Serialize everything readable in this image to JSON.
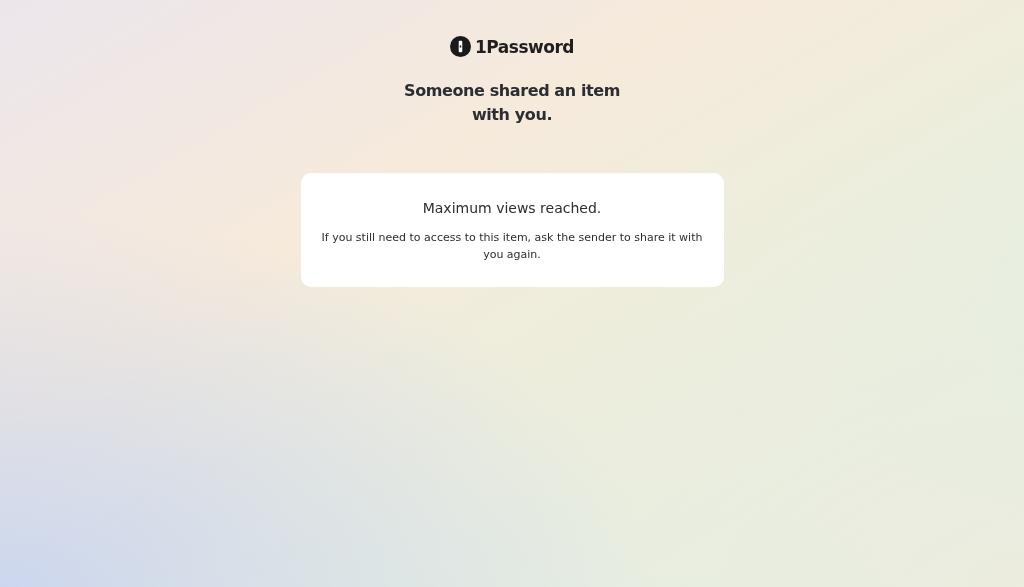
{
  "logo": {
    "text": "1Password"
  },
  "heading": "Someone shared an item with you.",
  "card": {
    "title": "Maximum views reached.",
    "message": "If you still need to access to this item, ask the sender to share it with you again."
  }
}
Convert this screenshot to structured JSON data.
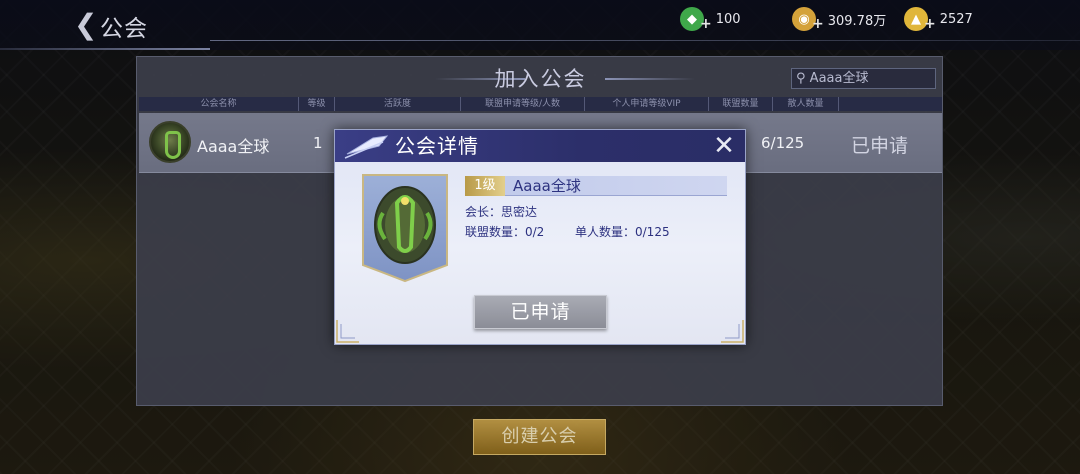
{
  "topbar": {
    "back_icon": "chevron-left-icon",
    "title": "公会",
    "currencies": [
      {
        "icon": "green-gem-icon",
        "value": "100",
        "color": "#3fa84a"
      },
      {
        "icon": "gold-coin-icon",
        "value": "309.78万",
        "color": "#d4a23a"
      },
      {
        "icon": "gold-ingot-icon",
        "value": "2527",
        "color": "#e0b63a"
      }
    ]
  },
  "list_panel": {
    "title": "加入公会",
    "search_placeholder": "Aaaa全球",
    "columns": [
      "公会名称",
      "等级",
      "活跃度",
      "联盟申请等级/人数",
      "个人申请等级VIP",
      "联盟数量",
      "散人数量"
    ],
    "rows": [
      {
        "name": "Aaaa全球",
        "level": "1",
        "members": "6/125",
        "status": "已申请"
      }
    ],
    "create_button": "创建公会"
  },
  "dialog": {
    "title": "公会详情",
    "level_tag": "1级",
    "guild_name": "Aaaa全球",
    "leader": "会长：思密达",
    "alliance_count": "联盟数量：0/2",
    "individual_count": "单人数量：0/125",
    "applied_button": "已申请"
  }
}
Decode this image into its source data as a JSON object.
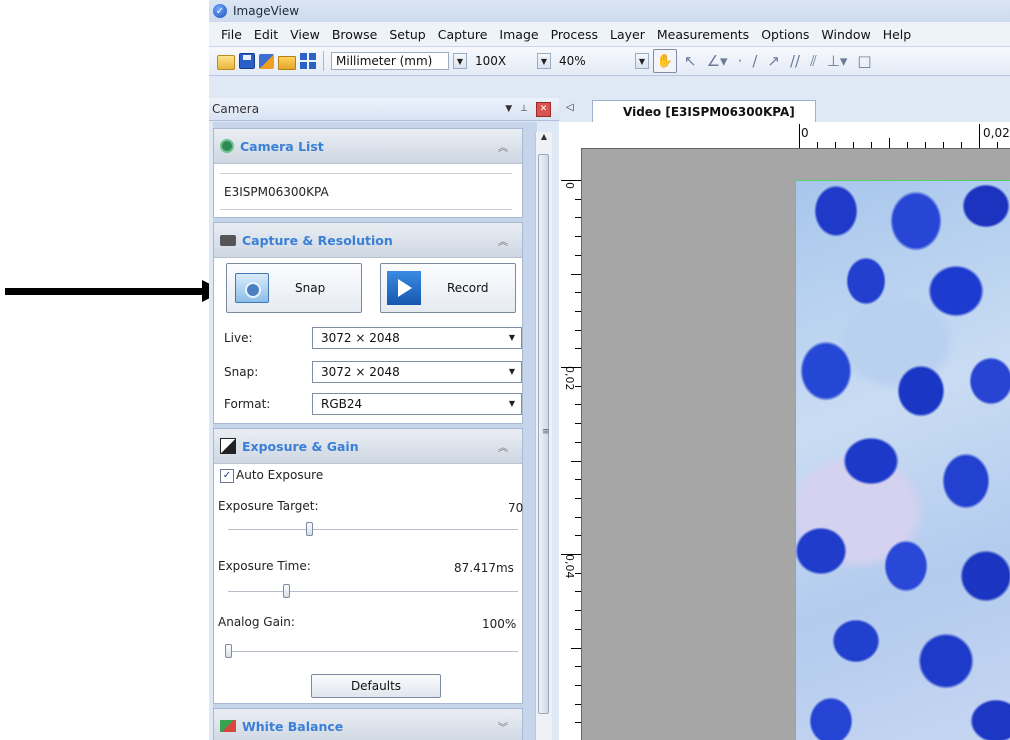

▬▬▬▬▬▬

▶ [WRITTEN INSTRUCTION]: In your copy, leave out the pictures and reproduce the material above exactly.

▶ [SOLUTION]:
Serialize everything readable in this image to JSON.
{
  "logo": {
    "text": "1Password"
  },
  "heading": "Someone shared an item with you.",
  "card": {
    "title": "Maximum views reached.",
    "message": "If you still need to access to this item, ask the sender to share it with you again."
  }
}
Convert this screenshot to structured JSON data.
{
  "topbar": {
    "back_icon": "chevron-left-icon",
    "title": "公会",
    "currencies": [
      {
        "icon": "green-gem-icon",
        "value": "100",
        "color": "#3fa84a"
      },
      {
        "icon": "gold-coin-icon",
        "value": "309.78万",
        "color": "#d4a23a"
      },
      {
        "icon": "gold-ingot-icon",
        "value": "2527",
        "color": "#e0b63a"
      }
    ]
  },
  "list_panel": {
    "title": "加入公会",
    "search_placeholder": "Aaaa全球",
    "columns": [
      "公会名称",
      "等级",
      "活跃度",
      "联盟申请等级/人数",
      "个人申请等级VIP",
      "联盟数量",
      "散人数量"
    ],
    "rows": [
      {
        "name": "Aaaa全球",
        "level": "1",
        "members": "6/125",
        "status": "已申请"
      }
    ],
    "create_button": "创建公会"
  },
  "dialog": {
    "title": "公会详情",
    "level_tag": "1级",
    "guild_name": "Aaaa全球",
    "leader": "会长：思密达",
    "alliance_count": "联盟数量：0/2",
    "individual_count": "单人数量：0/125",
    "applied_button": "已申请"
  }
}
Decode this image into its source data as a JSON object.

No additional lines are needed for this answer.